## A block of data
----------------
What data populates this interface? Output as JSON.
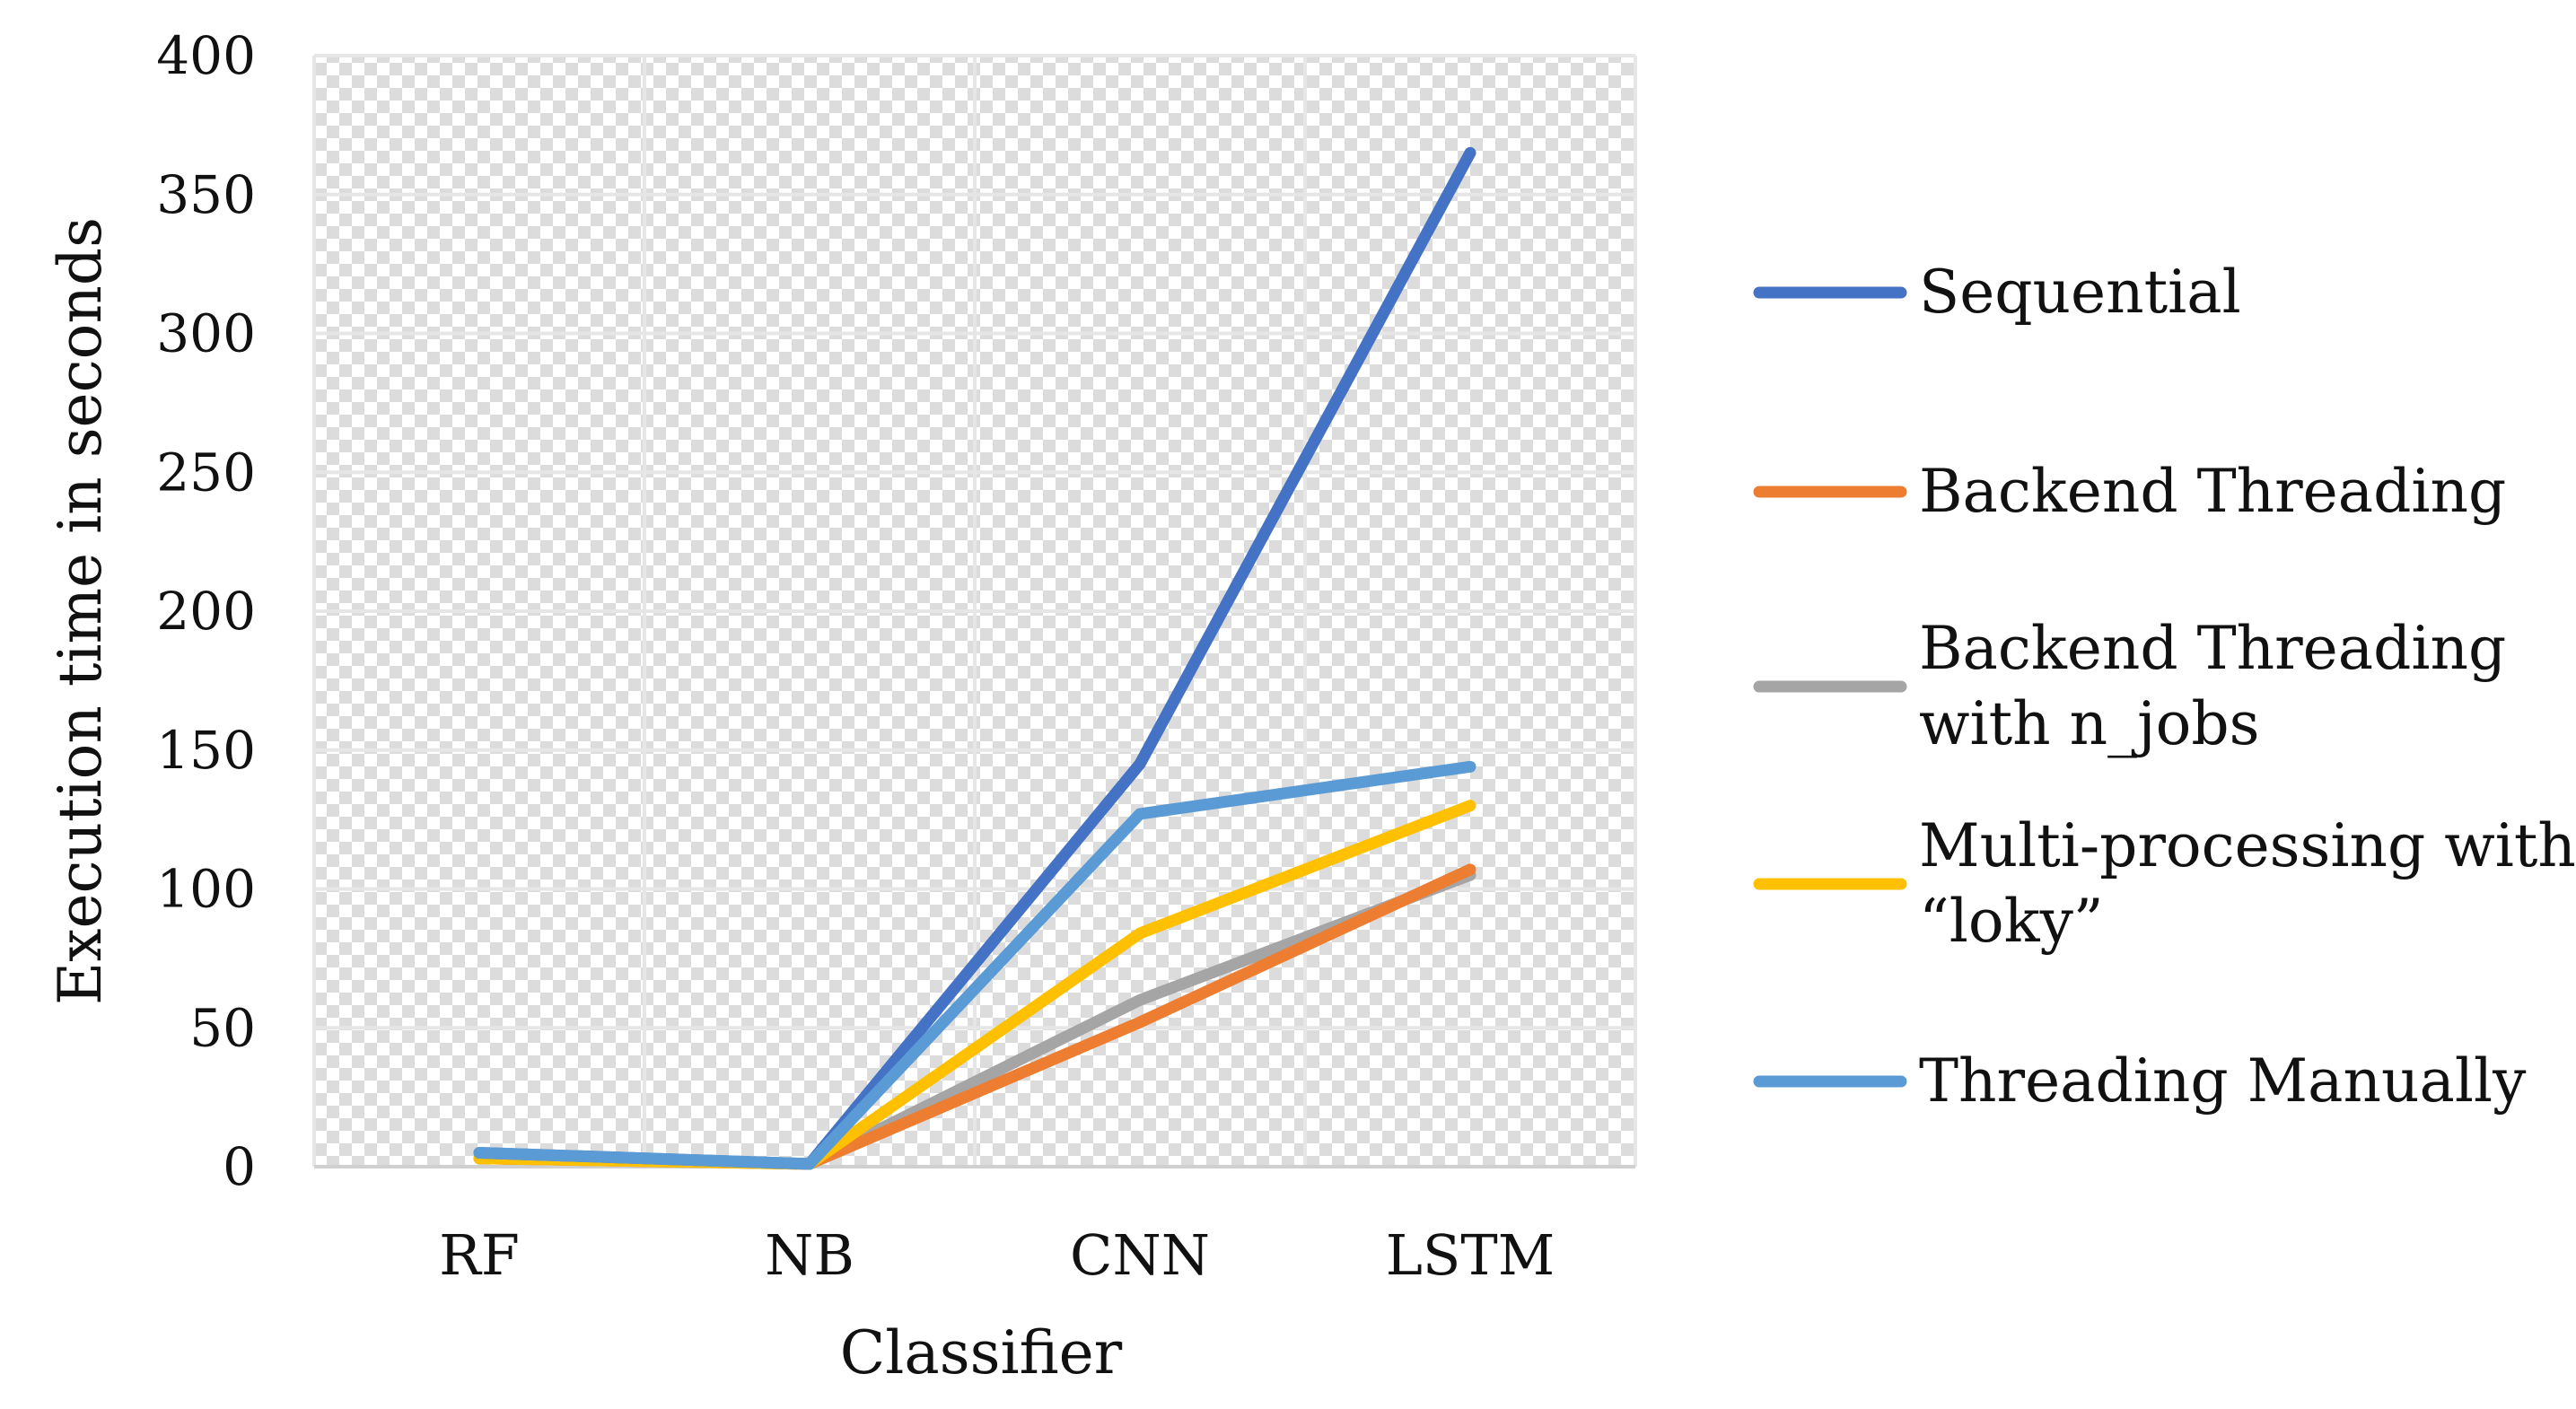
{
  "chart_data": {
    "type": "line",
    "title": "",
    "xlabel": "Classifier",
    "ylabel": "Execution time in seconds",
    "categories": [
      "RF",
      "NB",
      "CNN",
      "LSTM"
    ],
    "ylim": [
      0,
      400
    ],
    "yticks": [
      0,
      50,
      100,
      150,
      200,
      250,
      300,
      350,
      400
    ],
    "grid": true,
    "legend_position": "right",
    "series": [
      {
        "name": "Sequential",
        "color": "#4472C4",
        "values": [
          5,
          1,
          145,
          365
        ]
      },
      {
        "name": "Backend Threading",
        "color": "#ED7D31",
        "values": [
          3,
          1,
          52,
          107
        ]
      },
      {
        "name": "Backend Threading with n_jobs",
        "color": "#A5A5A5",
        "values": [
          3,
          1,
          60,
          105
        ]
      },
      {
        "name": "Multi-processing with “loky”",
        "color": "#FFC000",
        "values": [
          3,
          1,
          84,
          130
        ]
      },
      {
        "name": "Threading Manually",
        "color": "#5B9BD5",
        "values": [
          5,
          1,
          127,
          144
        ]
      }
    ],
    "legend_lines": [
      [
        "Sequential"
      ],
      [
        "Backend Threading"
      ],
      [
        "Backend Threading",
        "with n_jobs"
      ],
      [
        "Multi-processing with",
        "“loky”"
      ],
      [
        "Threading Manually"
      ]
    ]
  }
}
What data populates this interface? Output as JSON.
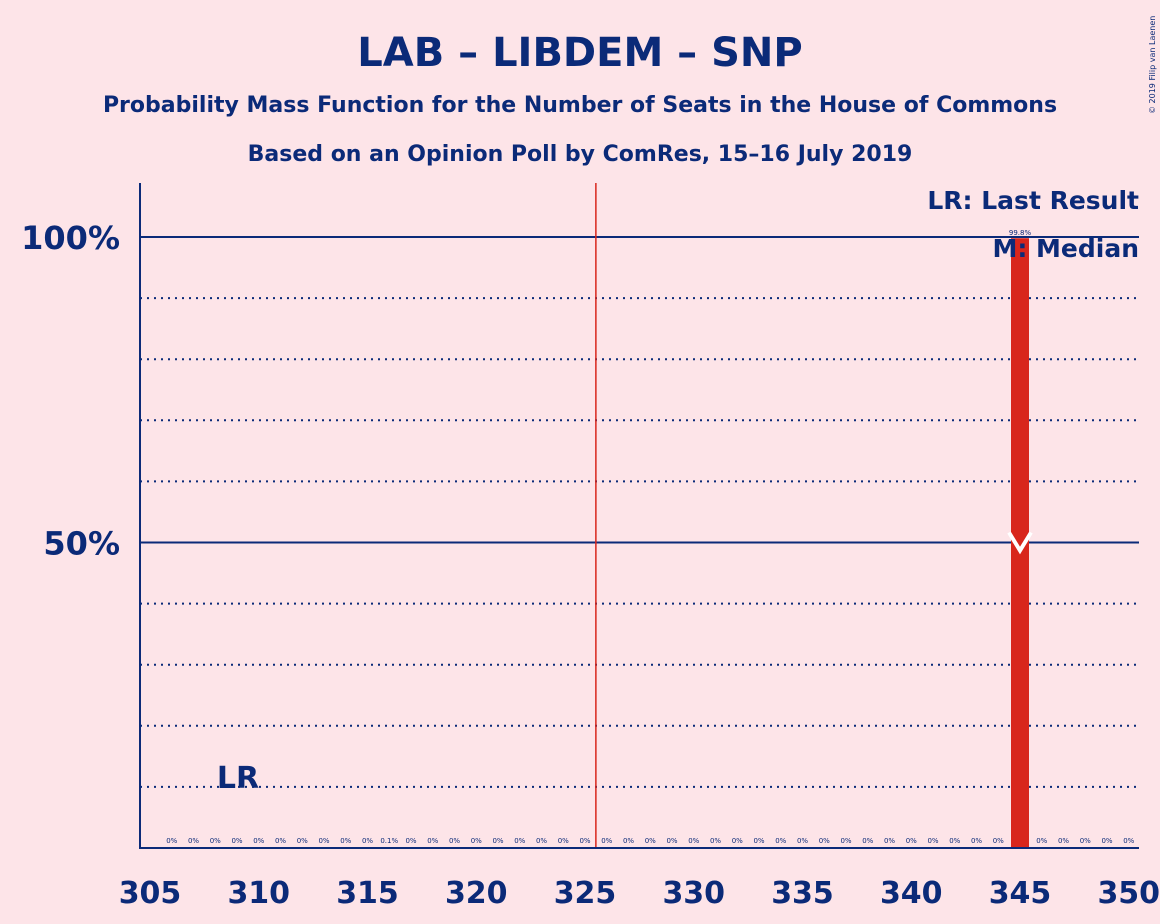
{
  "copyright": "© 2019 Filip van Laenen",
  "chart_data": {
    "type": "bar",
    "title": "LAB – LIBDEM – SNP",
    "subtitle": "Probability Mass Function for the Number of Seats in the House of Commons",
    "subtitle2": "Based on an Opinion Poll by ComRes, 15–16 July 2019",
    "x_ticks": [
      "305",
      "310",
      "315",
      "320",
      "325",
      "330",
      "335",
      "340",
      "345",
      "350"
    ],
    "y_ticks": [
      "50%",
      "100%"
    ],
    "xlim": [
      305,
      350
    ],
    "ylim": [
      0,
      109
    ],
    "grid_dotted_percent": [
      10,
      20,
      30,
      40,
      60,
      70,
      80,
      90
    ],
    "grid_solid_percent": [
      50,
      100
    ],
    "majority_line_x": 325.5,
    "last_result": {
      "x": 309,
      "label": "LR"
    },
    "median": {
      "x": 345,
      "y": 50
    },
    "legend": [
      "LR: Last Result",
      "M: Median"
    ],
    "legend_position": "top-right",
    "bar_color": "#d8261c",
    "line_color": "#0b2a78",
    "majority_line_color": "#d8261c",
    "bars": [
      {
        "x": 306,
        "value": 0,
        "label": "0%"
      },
      {
        "x": 307,
        "value": 0,
        "label": "0%"
      },
      {
        "x": 308,
        "value": 0,
        "label": "0%"
      },
      {
        "x": 309,
        "value": 0,
        "label": "0%"
      },
      {
        "x": 310,
        "value": 0,
        "label": "0%"
      },
      {
        "x": 311,
        "value": 0,
        "label": "0%"
      },
      {
        "x": 312,
        "value": 0,
        "label": "0%"
      },
      {
        "x": 313,
        "value": 0,
        "label": "0%"
      },
      {
        "x": 314,
        "value": 0,
        "label": "0%"
      },
      {
        "x": 315,
        "value": 0,
        "label": "0%"
      },
      {
        "x": 316,
        "value": 0.1,
        "label": "0.1%"
      },
      {
        "x": 317,
        "value": 0,
        "label": "0%"
      },
      {
        "x": 318,
        "value": 0,
        "label": "0%"
      },
      {
        "x": 319,
        "value": 0,
        "label": "0%"
      },
      {
        "x": 320,
        "value": 0,
        "label": "0%"
      },
      {
        "x": 321,
        "value": 0,
        "label": "0%"
      },
      {
        "x": 322,
        "value": 0,
        "label": "0%"
      },
      {
        "x": 323,
        "value": 0,
        "label": "0%"
      },
      {
        "x": 324,
        "value": 0,
        "label": "0%"
      },
      {
        "x": 325,
        "value": 0,
        "label": "0%"
      },
      {
        "x": 326,
        "value": 0,
        "label": "0%"
      },
      {
        "x": 327,
        "value": 0,
        "label": "0%"
      },
      {
        "x": 328,
        "value": 0,
        "label": "0%"
      },
      {
        "x": 329,
        "value": 0,
        "label": "0%"
      },
      {
        "x": 330,
        "value": 0,
        "label": "0%"
      },
      {
        "x": 331,
        "value": 0,
        "label": "0%"
      },
      {
        "x": 332,
        "value": 0,
        "label": "0%"
      },
      {
        "x": 333,
        "value": 0,
        "label": "0%"
      },
      {
        "x": 334,
        "value": 0,
        "label": "0%"
      },
      {
        "x": 335,
        "value": 0,
        "label": "0%"
      },
      {
        "x": 336,
        "value": 0,
        "label": "0%"
      },
      {
        "x": 337,
        "value": 0,
        "label": "0%"
      },
      {
        "x": 338,
        "value": 0,
        "label": "0%"
      },
      {
        "x": 339,
        "value": 0,
        "label": "0%"
      },
      {
        "x": 340,
        "value": 0,
        "label": "0%"
      },
      {
        "x": 341,
        "value": 0,
        "label": "0%"
      },
      {
        "x": 342,
        "value": 0,
        "label": "0%"
      },
      {
        "x": 343,
        "value": 0,
        "label": "0%"
      },
      {
        "x": 344,
        "value": 0,
        "label": "0%"
      },
      {
        "x": 345,
        "value": 99.8,
        "label": "99.8%"
      },
      {
        "x": 346,
        "value": 0,
        "label": "0%"
      },
      {
        "x": 347,
        "value": 0,
        "label": "0%"
      },
      {
        "x": 348,
        "value": 0,
        "label": "0%"
      },
      {
        "x": 349,
        "value": 0,
        "label": "0%"
      },
      {
        "x": 350,
        "value": 0,
        "label": "0%"
      }
    ]
  }
}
----------------
## THE TASK
All of the material above is to be copied exactly, except for its images.

## REPLY TO THE EXERCISE
What data populates this interface? Output as JSON.
{
  "chart_data": {
    "type": "line",
    "title": "",
    "xlabel": "Classifier",
    "ylabel": "Execution time in seconds",
    "categories": [
      "RF",
      "NB",
      "CNN",
      "LSTM"
    ],
    "ylim": [
      0,
      400
    ],
    "yticks": [
      0,
      50,
      100,
      150,
      200,
      250,
      300,
      350,
      400
    ],
    "grid": true,
    "legend_position": "right",
    "series": [
      {
        "name": "Sequential",
        "color": "#4472C4",
        "values": [
          5,
          1,
          145,
          365
        ]
      },
      {
        "name": "Backend Threading",
        "color": "#ED7D31",
        "values": [
          3,
          1,
          52,
          107
        ]
      },
      {
        "name": "Backend Threading with n_jobs",
        "color": "#A5A5A5",
        "values": [
          3,
          1,
          60,
          105
        ]
      },
      {
        "name": "Multi-processing with “loky”",
        "color": "#FFC000",
        "values": [
          3,
          1,
          84,
          130
        ]
      },
      {
        "name": "Threading Manually",
        "color": "#5B9BD5",
        "values": [
          5,
          1,
          127,
          144
        ]
      }
    ],
    "legend_lines": [
      [
        "Sequential"
      ],
      [
        "Backend Threading"
      ],
      [
        "Backend Threading",
        "with n_jobs"
      ],
      [
        "Multi-processing with",
        "“loky”"
      ],
      [
        "Threading Manually"
      ]
    ]
  }
}
What data populates this interface? Output as JSON.
{
  "copyright": "© 2019 Filip van Laenen",
  "chart_data": {
    "type": "bar",
    "title": "LAB – LIBDEM – SNP",
    "subtitle": "Probability Mass Function for the Number of Seats in the House of Commons",
    "subtitle2": "Based on an Opinion Poll by ComRes, 15–16 July 2019",
    "x_ticks": [
      "305",
      "310",
      "315",
      "320",
      "325",
      "330",
      "335",
      "340",
      "345",
      "350"
    ],
    "y_ticks": [
      "50%",
      "100%"
    ],
    "xlim": [
      305,
      350
    ],
    "ylim": [
      0,
      109
    ],
    "grid_dotted_percent": [
      10,
      20,
      30,
      40,
      60,
      70,
      80,
      90
    ],
    "grid_solid_percent": [
      50,
      100
    ],
    "majority_line_x": 325.5,
    "last_result": {
      "x": 309,
      "label": "LR"
    },
    "median": {
      "x": 345,
      "y": 50
    },
    "legend": [
      "LR: Last Result",
      "M: Median"
    ],
    "legend_position": "top-right",
    "bar_color": "#d8261c",
    "line_color": "#0b2a78",
    "majority_line_color": "#d8261c",
    "bars": [
      {
        "x": 306,
        "value": 0,
        "label": "0%"
      },
      {
        "x": 307,
        "value": 0,
        "label": "0%"
      },
      {
        "x": 308,
        "value": 0,
        "label": "0%"
      },
      {
        "x": 309,
        "value": 0,
        "label": "0%"
      },
      {
        "x": 310,
        "value": 0,
        "label": "0%"
      },
      {
        "x": 311,
        "value": 0,
        "label": "0%"
      },
      {
        "x": 312,
        "value": 0,
        "label": "0%"
      },
      {
        "x": 313,
        "value": 0,
        "label": "0%"
      },
      {
        "x": 314,
        "value": 0,
        "label": "0%"
      },
      {
        "x": 315,
        "value": 0,
        "label": "0%"
      },
      {
        "x": 316,
        "value": 0.1,
        "label": "0.1%"
      },
      {
        "x": 317,
        "value": 0,
        "label": "0%"
      },
      {
        "x": 318,
        "value": 0,
        "label": "0%"
      },
      {
        "x": 319,
        "value": 0,
        "label": "0%"
      },
      {
        "x": 320,
        "value": 0,
        "label": "0%"
      },
      {
        "x": 321,
        "value": 0,
        "label": "0%"
      },
      {
        "x": 322,
        "value": 0,
        "label": "0%"
      },
      {
        "x": 323,
        "value": 0,
        "label": "0%"
      },
      {
        "x": 324,
        "value": 0,
        "label": "0%"
      },
      {
        "x": 325,
        "value": 0,
        "label": "0%"
      },
      {
        "x": 326,
        "value": 0,
        "label": "0%"
      },
      {
        "x": 327,
        "value": 0,
        "label": "0%"
      },
      {
        "x": 328,
        "value": 0,
        "label": "0%"
      },
      {
        "x": 329,
        "value": 0,
        "label": "0%"
      },
      {
        "x": 330,
        "value": 0,
        "label": "0%"
      },
      {
        "x": 331,
        "value": 0,
        "label": "0%"
      },
      {
        "x": 332,
        "value": 0,
        "label": "0%"
      },
      {
        "x": 333,
        "value": 0,
        "label": "0%"
      },
      {
        "x": 334,
        "value": 0,
        "label": "0%"
      },
      {
        "x": 335,
        "value": 0,
        "label": "0%"
      },
      {
        "x": 336,
        "value": 0,
        "label": "0%"
      },
      {
        "x": 337,
        "value": 0,
        "label": "0%"
      },
      {
        "x": 338,
        "value": 0,
        "label": "0%"
      },
      {
        "x": 339,
        "value": 0,
        "label": "0%"
      },
      {
        "x": 340,
        "value": 0,
        "label": "0%"
      },
      {
        "x": 341,
        "value": 0,
        "label": "0%"
      },
      {
        "x": 342,
        "value": 0,
        "label": "0%"
      },
      {
        "x": 343,
        "value": 0,
        "label": "0%"
      },
      {
        "x": 344,
        "value": 0,
        "label": "0%"
      },
      {
        "x": 345,
        "value": 99.8,
        "label": "99.8%"
      },
      {
        "x": 346,
        "value": 0,
        "label": "0%"
      },
      {
        "x": 347,
        "value": 0,
        "label": "0%"
      },
      {
        "x": 348,
        "value": 0,
        "label": "0%"
      },
      {
        "x": 349,
        "value": 0,
        "label": "0%"
      },
      {
        "x": 350,
        "value": 0,
        "label": "0%"
      }
    ]
  }
}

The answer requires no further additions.